What you are asked to do ▸ The listing below should be printed exactly, every line of it. Skip the pictures.

[Stored data]
»»

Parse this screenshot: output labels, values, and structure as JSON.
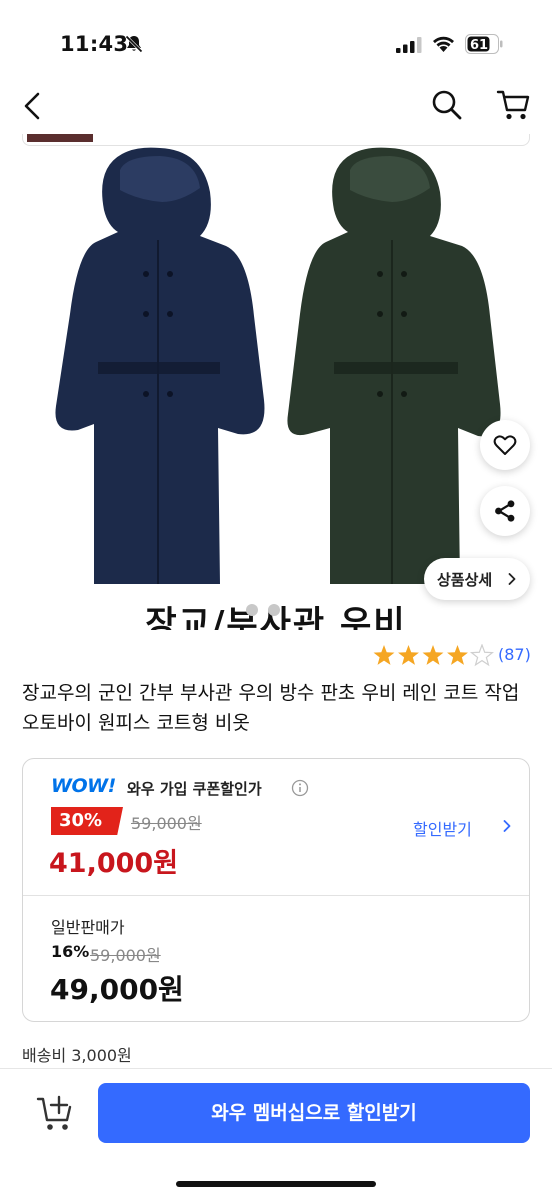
{
  "status_bar": {
    "time": "11:43",
    "battery_level": "61",
    "icons": [
      "bell-off-icon",
      "signal-icon",
      "wifi-icon",
      "battery-icon"
    ]
  },
  "nav": {
    "icons": [
      "back-icon",
      "search-icon",
      "cart-icon"
    ]
  },
  "gallery": {
    "caption": "장교/부사관 우비",
    "detail_button": "상품상세",
    "icons": [
      "heart-icon",
      "share-icon"
    ]
  },
  "rating": {
    "stars": 4,
    "review_count": "(87)"
  },
  "product": {
    "title": "장교우의 군인 간부 부사관 우의 방수 판초 우비 레인 코트 작업 오토바이 원피스 코트형 비옷"
  },
  "wow_price": {
    "logo": "WOW!",
    "label": "와우 가입 쿠폰할인가",
    "discount_rate": "30%",
    "original_price": "59,000원",
    "final_price": "41,000원",
    "coupon_link": "할인받기"
  },
  "normal_price": {
    "label": "일반판매가",
    "discount_rate": "16%",
    "original_price": "59,000원",
    "final_price": "49,000원"
  },
  "shipping": {
    "text": "배송비 3,000원"
  },
  "bottom_bar": {
    "cta": "와우 멤버십으로 할인받기"
  },
  "colors": {
    "accent_blue": "#346aff",
    "sale_red": "#e2231a",
    "price_red": "#c8161d",
    "wow_blue": "#0073e9",
    "star_orange": "#f5a623"
  }
}
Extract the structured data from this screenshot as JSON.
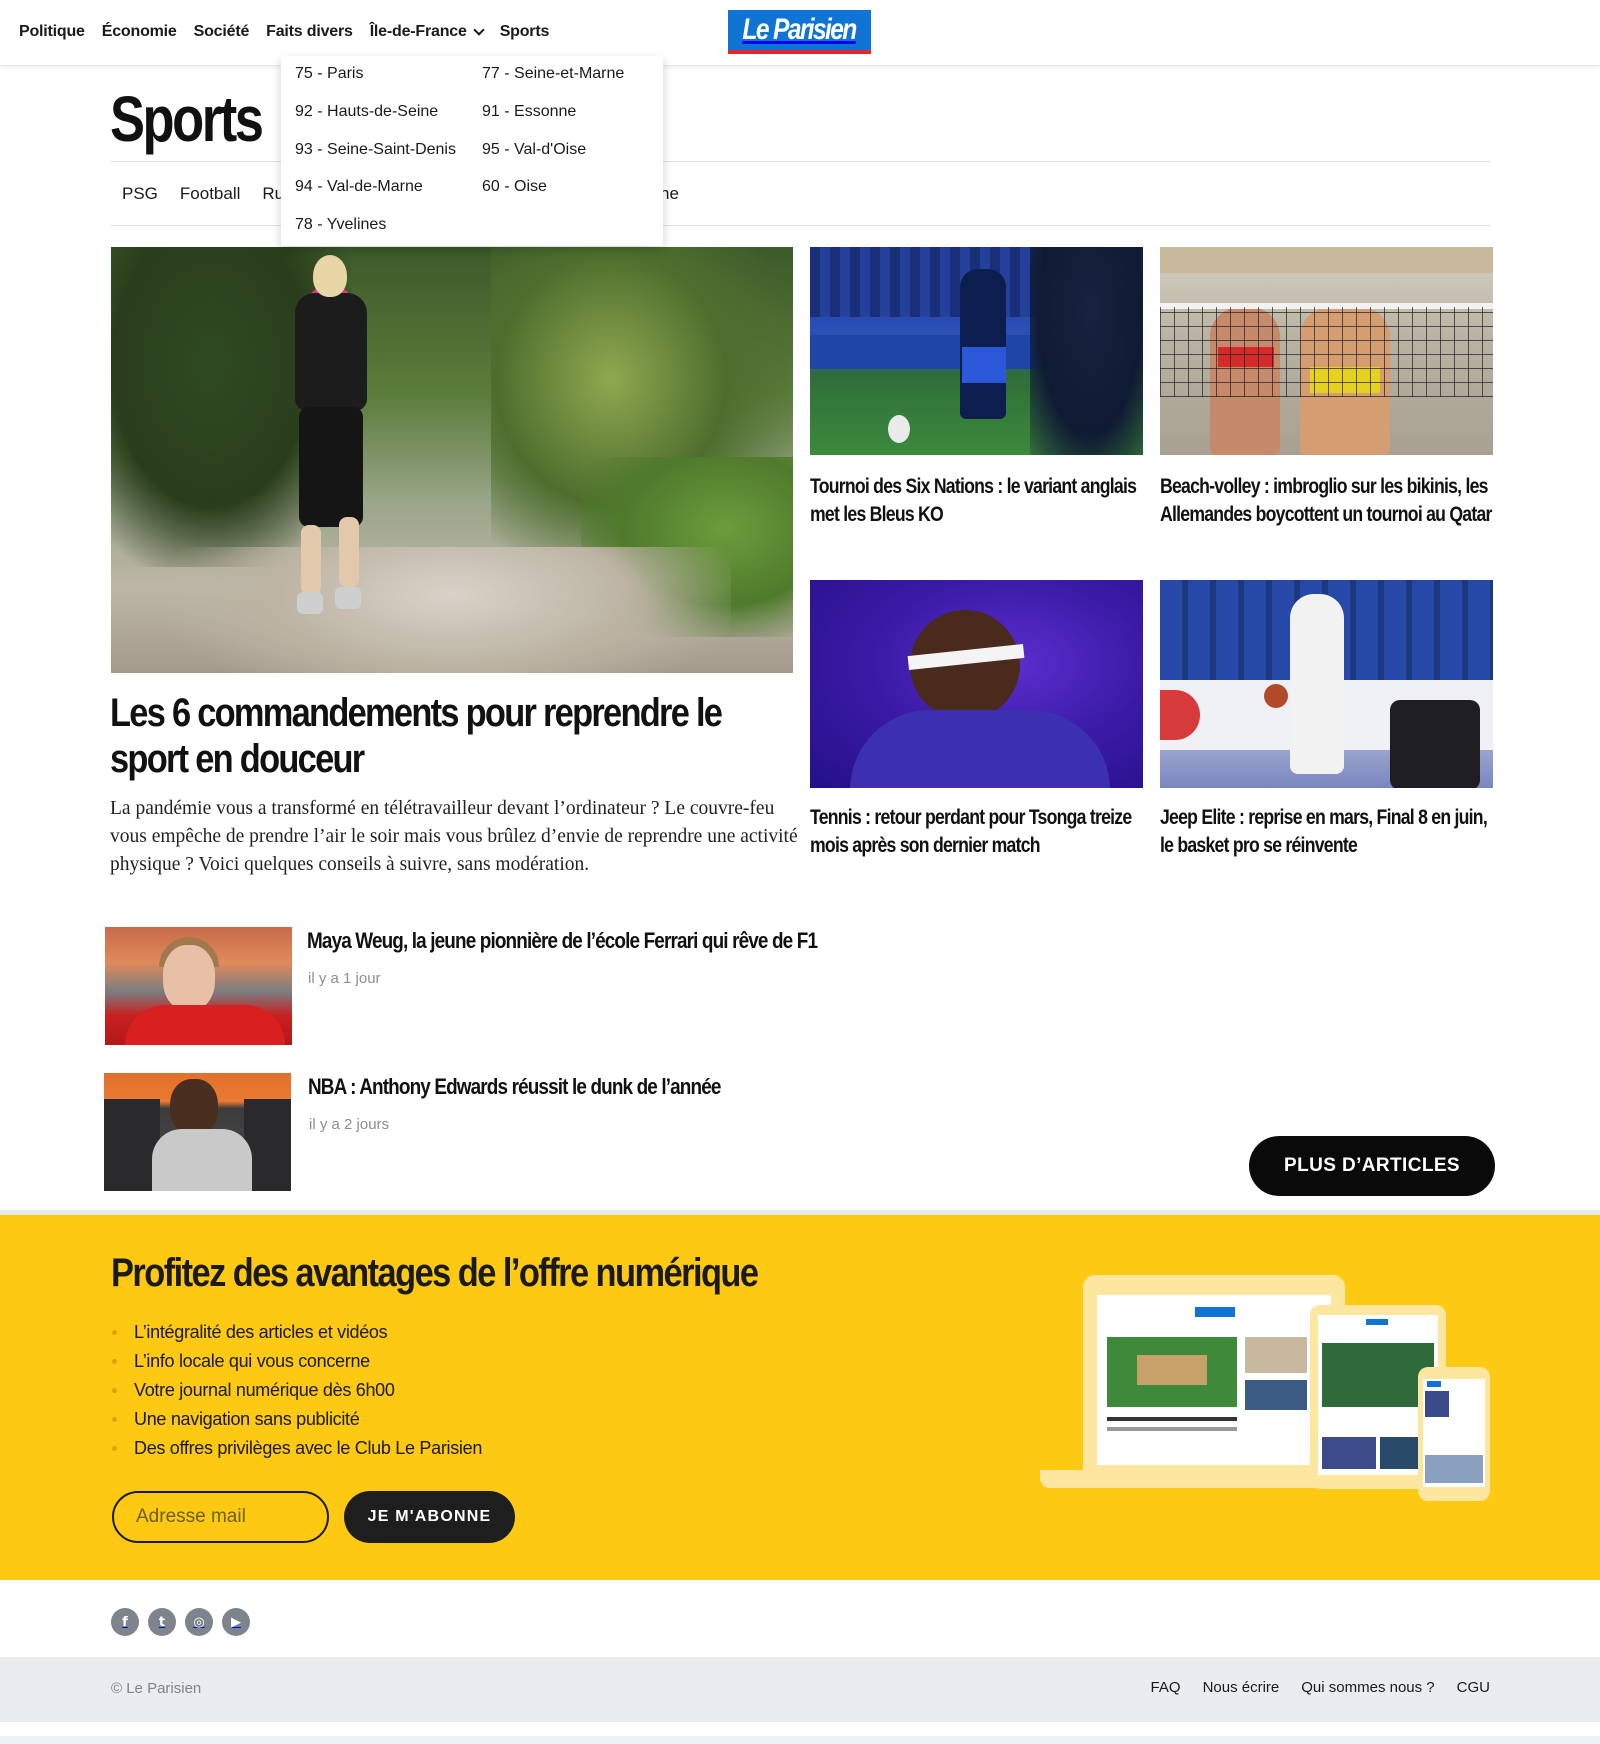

««

Response to this exercise ▸
Parse this screenshot: output labels, values, and structure as JSON.
{
  "status_bar": {
    "time": "11:43",
    "battery_level": "61",
    "icons": [
      "bell-off-icon",
      "signal-icon",
      "wifi-icon",
      "battery-icon"
    ]
  },
  "nav": {
    "icons": [
      "back-icon",
      "search-icon",
      "cart-icon"
    ]
  },
  "gallery": {
    "caption": "장교/부사관 우비",
    "detail_button": "상품상세",
    "icons": [
      "heart-icon",
      "share-icon"
    ]
  },
  "rating": {
    "stars": 4,
    "review_count": "(87)"
  },
  "product": {
    "title": "장교우의 군인 간부 부사관 우의 방수 판초 우비 레인 코트 작업 오토바이 원피스 코트형 비옷"
  },
  "wow_price": {
    "logo": "WOW!",
    "label": "와우 가입 쿠폰할인가",
    "discount_rate": "30%",
    "original_price": "59,000원",
    "final_price": "41,000원",
    "coupon_link": "할인받기"
  },
  "normal_price": {
    "label": "일반판매가",
    "discount_rate": "16%",
    "original_price": "59,000원",
    "final_price": "49,000원"
  },
  "shipping": {
    "text": "배송비 3,000원"
  },
  "bottom_bar": {
    "cta": "와우 멤버십으로 할인받기"
  },
  "colors": {
    "accent_blue": "#346aff",
    "sale_red": "#e2231a",
    "price_red": "#c8161d",
    "wow_blue": "#0073e9",
    "star_orange": "#f5a623"
  }
}
Extract the structured data from this screenshot as JSON.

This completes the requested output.